# EXERCISE:
Repeat the records exactly. Every line must match.

# RECORDS SUPPLIED:

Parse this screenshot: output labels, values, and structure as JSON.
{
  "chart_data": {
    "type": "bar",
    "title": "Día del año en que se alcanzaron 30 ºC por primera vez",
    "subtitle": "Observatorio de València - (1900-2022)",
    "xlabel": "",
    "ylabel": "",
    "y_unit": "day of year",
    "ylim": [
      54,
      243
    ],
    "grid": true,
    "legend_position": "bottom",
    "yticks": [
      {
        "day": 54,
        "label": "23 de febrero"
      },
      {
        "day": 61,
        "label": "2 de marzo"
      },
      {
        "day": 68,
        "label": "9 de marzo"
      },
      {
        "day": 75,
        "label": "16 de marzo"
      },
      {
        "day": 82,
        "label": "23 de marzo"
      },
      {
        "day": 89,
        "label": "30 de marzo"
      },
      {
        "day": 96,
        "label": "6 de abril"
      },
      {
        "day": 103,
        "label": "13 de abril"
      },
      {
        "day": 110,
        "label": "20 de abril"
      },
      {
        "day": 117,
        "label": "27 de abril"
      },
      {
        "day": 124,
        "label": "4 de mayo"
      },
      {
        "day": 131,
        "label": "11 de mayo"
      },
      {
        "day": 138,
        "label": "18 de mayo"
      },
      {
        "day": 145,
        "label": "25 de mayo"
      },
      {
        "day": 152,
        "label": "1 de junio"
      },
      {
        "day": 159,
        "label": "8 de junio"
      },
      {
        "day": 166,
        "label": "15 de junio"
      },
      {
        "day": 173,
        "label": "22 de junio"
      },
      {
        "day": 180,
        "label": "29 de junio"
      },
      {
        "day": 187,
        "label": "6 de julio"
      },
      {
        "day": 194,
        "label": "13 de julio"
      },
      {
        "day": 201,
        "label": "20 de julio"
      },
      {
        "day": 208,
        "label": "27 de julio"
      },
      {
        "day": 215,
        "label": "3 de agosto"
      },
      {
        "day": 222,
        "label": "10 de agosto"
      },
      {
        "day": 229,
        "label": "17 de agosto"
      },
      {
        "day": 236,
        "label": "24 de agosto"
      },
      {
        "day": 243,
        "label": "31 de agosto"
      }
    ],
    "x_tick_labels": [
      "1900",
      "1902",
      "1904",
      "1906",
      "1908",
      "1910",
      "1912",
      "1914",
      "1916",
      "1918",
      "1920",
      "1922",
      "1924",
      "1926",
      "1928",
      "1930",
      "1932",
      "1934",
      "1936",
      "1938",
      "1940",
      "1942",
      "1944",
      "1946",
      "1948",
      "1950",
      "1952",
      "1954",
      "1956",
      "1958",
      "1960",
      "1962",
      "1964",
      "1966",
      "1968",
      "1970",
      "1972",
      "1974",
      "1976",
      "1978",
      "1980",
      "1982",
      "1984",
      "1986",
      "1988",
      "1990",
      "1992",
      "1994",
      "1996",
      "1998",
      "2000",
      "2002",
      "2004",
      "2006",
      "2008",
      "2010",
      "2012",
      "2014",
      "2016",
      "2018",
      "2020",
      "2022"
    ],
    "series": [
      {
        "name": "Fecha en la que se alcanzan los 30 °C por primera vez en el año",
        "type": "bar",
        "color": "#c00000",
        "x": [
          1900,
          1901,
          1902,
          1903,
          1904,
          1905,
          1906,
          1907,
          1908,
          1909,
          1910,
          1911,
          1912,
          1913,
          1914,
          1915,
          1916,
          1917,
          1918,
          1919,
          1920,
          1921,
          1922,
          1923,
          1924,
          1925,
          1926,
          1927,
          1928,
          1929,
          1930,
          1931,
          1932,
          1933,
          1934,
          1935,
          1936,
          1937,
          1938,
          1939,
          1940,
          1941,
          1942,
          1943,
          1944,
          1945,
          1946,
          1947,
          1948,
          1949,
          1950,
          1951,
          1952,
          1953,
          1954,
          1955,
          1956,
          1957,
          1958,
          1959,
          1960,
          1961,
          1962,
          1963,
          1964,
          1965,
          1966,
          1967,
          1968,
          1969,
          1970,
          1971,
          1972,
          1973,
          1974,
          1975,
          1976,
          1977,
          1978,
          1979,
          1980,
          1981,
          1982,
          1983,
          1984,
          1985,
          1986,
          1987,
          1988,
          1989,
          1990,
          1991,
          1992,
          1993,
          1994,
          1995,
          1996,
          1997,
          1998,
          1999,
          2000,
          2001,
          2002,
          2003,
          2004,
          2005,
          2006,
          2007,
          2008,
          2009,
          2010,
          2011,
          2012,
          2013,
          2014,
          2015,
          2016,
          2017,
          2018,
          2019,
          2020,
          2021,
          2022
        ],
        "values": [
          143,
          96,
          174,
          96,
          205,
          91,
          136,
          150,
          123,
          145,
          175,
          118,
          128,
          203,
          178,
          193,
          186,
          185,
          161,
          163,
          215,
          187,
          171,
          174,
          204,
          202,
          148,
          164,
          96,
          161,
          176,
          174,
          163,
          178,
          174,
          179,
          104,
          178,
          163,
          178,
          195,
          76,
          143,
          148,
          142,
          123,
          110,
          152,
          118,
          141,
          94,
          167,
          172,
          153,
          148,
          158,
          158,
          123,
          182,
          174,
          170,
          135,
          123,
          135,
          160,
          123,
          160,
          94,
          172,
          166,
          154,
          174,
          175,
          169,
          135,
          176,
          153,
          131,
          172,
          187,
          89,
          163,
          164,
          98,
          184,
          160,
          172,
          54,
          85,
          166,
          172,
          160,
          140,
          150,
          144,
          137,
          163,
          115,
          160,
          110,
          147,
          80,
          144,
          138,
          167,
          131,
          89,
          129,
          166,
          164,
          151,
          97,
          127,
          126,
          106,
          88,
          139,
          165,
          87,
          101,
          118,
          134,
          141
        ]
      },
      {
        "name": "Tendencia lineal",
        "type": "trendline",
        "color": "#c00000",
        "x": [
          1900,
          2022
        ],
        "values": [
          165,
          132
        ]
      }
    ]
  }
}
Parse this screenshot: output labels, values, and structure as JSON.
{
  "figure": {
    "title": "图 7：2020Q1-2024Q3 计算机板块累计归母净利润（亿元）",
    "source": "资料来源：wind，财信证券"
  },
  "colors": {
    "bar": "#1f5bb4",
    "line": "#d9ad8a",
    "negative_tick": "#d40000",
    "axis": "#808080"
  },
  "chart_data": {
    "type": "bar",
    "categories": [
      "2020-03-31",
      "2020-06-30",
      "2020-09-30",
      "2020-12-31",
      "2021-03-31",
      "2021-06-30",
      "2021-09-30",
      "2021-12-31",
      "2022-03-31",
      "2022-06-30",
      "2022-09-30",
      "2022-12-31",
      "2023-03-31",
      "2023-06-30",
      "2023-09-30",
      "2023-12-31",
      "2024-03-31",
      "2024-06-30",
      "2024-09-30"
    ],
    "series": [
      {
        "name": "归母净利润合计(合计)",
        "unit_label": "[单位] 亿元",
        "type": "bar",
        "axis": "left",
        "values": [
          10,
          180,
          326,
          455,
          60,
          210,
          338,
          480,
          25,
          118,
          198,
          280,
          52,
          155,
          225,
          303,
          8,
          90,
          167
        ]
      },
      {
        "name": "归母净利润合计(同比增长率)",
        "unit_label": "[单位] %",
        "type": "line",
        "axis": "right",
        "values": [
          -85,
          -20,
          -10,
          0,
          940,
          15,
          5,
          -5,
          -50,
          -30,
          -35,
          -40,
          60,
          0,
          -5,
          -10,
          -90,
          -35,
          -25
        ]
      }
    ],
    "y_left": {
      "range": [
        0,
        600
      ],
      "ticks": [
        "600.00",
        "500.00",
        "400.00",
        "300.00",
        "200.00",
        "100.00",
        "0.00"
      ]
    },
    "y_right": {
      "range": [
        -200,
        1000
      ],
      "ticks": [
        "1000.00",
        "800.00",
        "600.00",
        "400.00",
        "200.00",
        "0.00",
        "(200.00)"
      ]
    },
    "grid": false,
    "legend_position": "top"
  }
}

# ANSWER FOR THE TASK:
Parse this screenshot: output labels, values, and structure as JSON.
{
  "chart_data": {
    "type": "bar",
    "title": "Día del año en que se alcanzaron 30 ºC por primera vez",
    "subtitle": "Observatorio de València - (1900-2022)",
    "xlabel": "",
    "ylabel": "",
    "y_unit": "day of year",
    "ylim": [
      54,
      243
    ],
    "grid": true,
    "legend_position": "bottom",
    "yticks": [
      {
        "day": 54,
        "label": "23 de febrero"
      },
      {
        "day": 61,
        "label": "2 de marzo"
      },
      {
        "day": 68,
        "label": "9 de marzo"
      },
      {
        "day": 75,
        "label": "16 de marzo"
      },
      {
        "day": 82,
        "label": "23 de marzo"
      },
      {
        "day": 89,
        "label": "30 de marzo"
      },
      {
        "day": 96,
        "label": "6 de abril"
      },
      {
        "day": 103,
        "label": "13 de abril"
      },
      {
        "day": 110,
        "label": "20 de abril"
      },
      {
        "day": 117,
        "label": "27 de abril"
      },
      {
        "day": 124,
        "label": "4 de mayo"
      },
      {
        "day": 131,
        "label": "11 de mayo"
      },
      {
        "day": 138,
        "label": "18 de mayo"
      },
      {
        "day": 145,
        "label": "25 de mayo"
      },
      {
        "day": 152,
        "label": "1 de junio"
      },
      {
        "day": 159,
        "label": "8 de junio"
      },
      {
        "day": 166,
        "label": "15 de junio"
      },
      {
        "day": 173,
        "label": "22 de junio"
      },
      {
        "day": 180,
        "label": "29 de junio"
      },
      {
        "day": 187,
        "label": "6 de julio"
      },
      {
        "day": 194,
        "label": "13 de julio"
      },
      {
        "day": 201,
        "label": "20 de julio"
      },
      {
        "day": 208,
        "label": "27 de julio"
      },
      {
        "day": 215,
        "label": "3 de agosto"
      },
      {
        "day": 222,
        "label": "10 de agosto"
      },
      {
        "day": 229,
        "label": "17 de agosto"
      },
      {
        "day": 236,
        "label": "24 de agosto"
      },
      {
        "day": 243,
        "label": "31 de agosto"
      }
    ],
    "x_tick_labels": [
      "1900",
      "1902",
      "1904",
      "1906",
      "1908",
      "1910",
      "1912",
      "1914",
      "1916",
      "1918",
      "1920",
      "1922",
      "1924",
      "1926",
      "1928",
      "1930",
      "1932",
      "1934",
      "1936",
      "1938",
      "1940",
      "1942",
      "1944",
      "1946",
      "1948",
      "1950",
      "1952",
      "1954",
      "1956",
      "1958",
      "1960",
      "1962",
      "1964",
      "1966",
      "1968",
      "1970",
      "1972",
      "1974",
      "1976",
      "1978",
      "1980",
      "1982",
      "1984",
      "1986",
      "1988",
      "1990",
      "1992",
      "1994",
      "1996",
      "1998",
      "2000",
      "2002",
      "2004",
      "2006",
      "2008",
      "2010",
      "2012",
      "2014",
      "2016",
      "2018",
      "2020",
      "2022"
    ],
    "series": [
      {
        "name": "Fecha en la que se alcanzan los 30 °C por primera vez en el año",
        "type": "bar",
        "color": "#c00000",
        "x": [
          1900,
          1901,
          1902,
          1903,
          1904,
          1905,
          1906,
          1907,
          1908,
          1909,
          1910,
          1911,
          1912,
          1913,
          1914,
          1915,
          1916,
          1917,
          1918,
          1919,
          1920,
          1921,
          1922,
          1923,
          1924,
          1925,
          1926,
          1927,
          1928,
          1929,
          1930,
          1931,
          1932,
          1933,
          1934,
          1935,
          1936,
          1937,
          1938,
          1939,
          1940,
          1941,
          1942,
          1943,
          1944,
          1945,
          1946,
          1947,
          1948,
          1949,
          1950,
          1951,
          1952,
          1953,
          1954,
          1955,
          1956,
          1957,
          1958,
          1959,
          1960,
          1961,
          1962,
          1963,
          1964,
          1965,
          1966,
          1967,
          1968,
          1969,
          1970,
          1971,
          1972,
          1973,
          1974,
          1975,
          1976,
          1977,
          1978,
          1979,
          1980,
          1981,
          1982,
          1983,
          1984,
          1985,
          1986,
          1987,
          1988,
          1989,
          1990,
          1991,
          1992,
          1993,
          1994,
          1995,
          1996,
          1997,
          1998,
          1999,
          2000,
          2001,
          2002,
          2003,
          2004,
          2005,
          2006,
          2007,
          2008,
          2009,
          2010,
          2011,
          2012,
          2013,
          2014,
          2015,
          2016,
          2017,
          2018,
          2019,
          2020,
          2021,
          2022
        ],
        "values": [
          143,
          96,
          174,
          96,
          205,
          91,
          136,
          150,
          123,
          145,
          175,
          118,
          128,
          203,
          178,
          193,
          186,
          185,
          161,
          163,
          215,
          187,
          171,
          174,
          204,
          202,
          148,
          164,
          96,
          161,
          176,
          174,
          163,
          178,
          174,
          179,
          104,
          178,
          163,
          178,
          195,
          76,
          143,
          148,
          142,
          123,
          110,
          152,
          118,
          141,
          94,
          167,
          172,
          153,
          148,
          158,
          158,
          123,
          182,
          174,
          170,
          135,
          123,
          135,
          160,
          123,
          160,
          94,
          172,
          166,
          154,
          174,
          175,
          169,
          135,
          176,
          153,
          131,
          172,
          187,
          89,
          163,
          164,
          98,
          184,
          160,
          172,
          54,
          85,
          166,
          172,
          160,
          140,
          150,
          144,
          137,
          163,
          115,
          160,
          110,
          147,
          80,
          144,
          138,
          167,
          131,
          89,
          129,
          166,
          164,
          151,
          97,
          127,
          126,
          106,
          88,
          139,
          165,
          87,
          101,
          118,
          134,
          141
        ]
      },
      {
        "name": "Tendencia lineal",
        "type": "trendline",
        "color": "#c00000",
        "x": [
          1900,
          2022
        ],
        "values": [
          165,
          132
        ]
      }
    ]
  }
}
Parse this screenshot: output labels, values, and structure as JSON.
{
  "figure": {
    "title": "图 7：2020Q1-2024Q3 计算机板块累计归母净利润（亿元）",
    "source": "资料来源：wind，财信证券"
  },
  "colors": {
    "bar": "#1f5bb4",
    "line": "#d9ad8a",
    "negative_tick": "#d40000",
    "axis": "#808080"
  },
  "chart_data": {
    "type": "bar",
    "categories": [
      "2020-03-31",
      "2020-06-30",
      "2020-09-30",
      "2020-12-31",
      "2021-03-31",
      "2021-06-30",
      "2021-09-30",
      "2021-12-31",
      "2022-03-31",
      "2022-06-30",
      "2022-09-30",
      "2022-12-31",
      "2023-03-31",
      "2023-06-30",
      "2023-09-30",
      "2023-12-31",
      "2024-03-31",
      "2024-06-30",
      "2024-09-30"
    ],
    "series": [
      {
        "name": "归母净利润合计(合计)",
        "unit_label": "[单位] 亿元",
        "type": "bar",
        "axis": "left",
        "values": [
          10,
          180,
          326,
          455,
          60,
          210,
          338,
          480,
          25,
          118,
          198,
          280,
          52,
          155,
          225,
          303,
          8,
          90,
          167
        ]
      },
      {
        "name": "归母净利润合计(同比增长率)",
        "unit_label": "[单位] %",
        "type": "line",
        "axis": "right",
        "values": [
          -85,
          -20,
          -10,
          0,
          940,
          15,
          5,
          -5,
          -50,
          -30,
          -35,
          -40,
          60,
          0,
          -5,
          -10,
          -90,
          -35,
          -25
        ]
      }
    ],
    "y_left": {
      "range": [
        0,
        600
      ],
      "ticks": [
        "600.00",
        "500.00",
        "400.00",
        "300.00",
        "200.00",
        "100.00",
        "0.00"
      ]
    },
    "y_right": {
      "range": [
        -200,
        1000
      ],
      "ticks": [
        "1000.00",
        "800.00",
        "600.00",
        "400.00",
        "200.00",
        "0.00",
        "(200.00)"
      ]
    },
    "grid": false,
    "legend_position": "top"
  }
}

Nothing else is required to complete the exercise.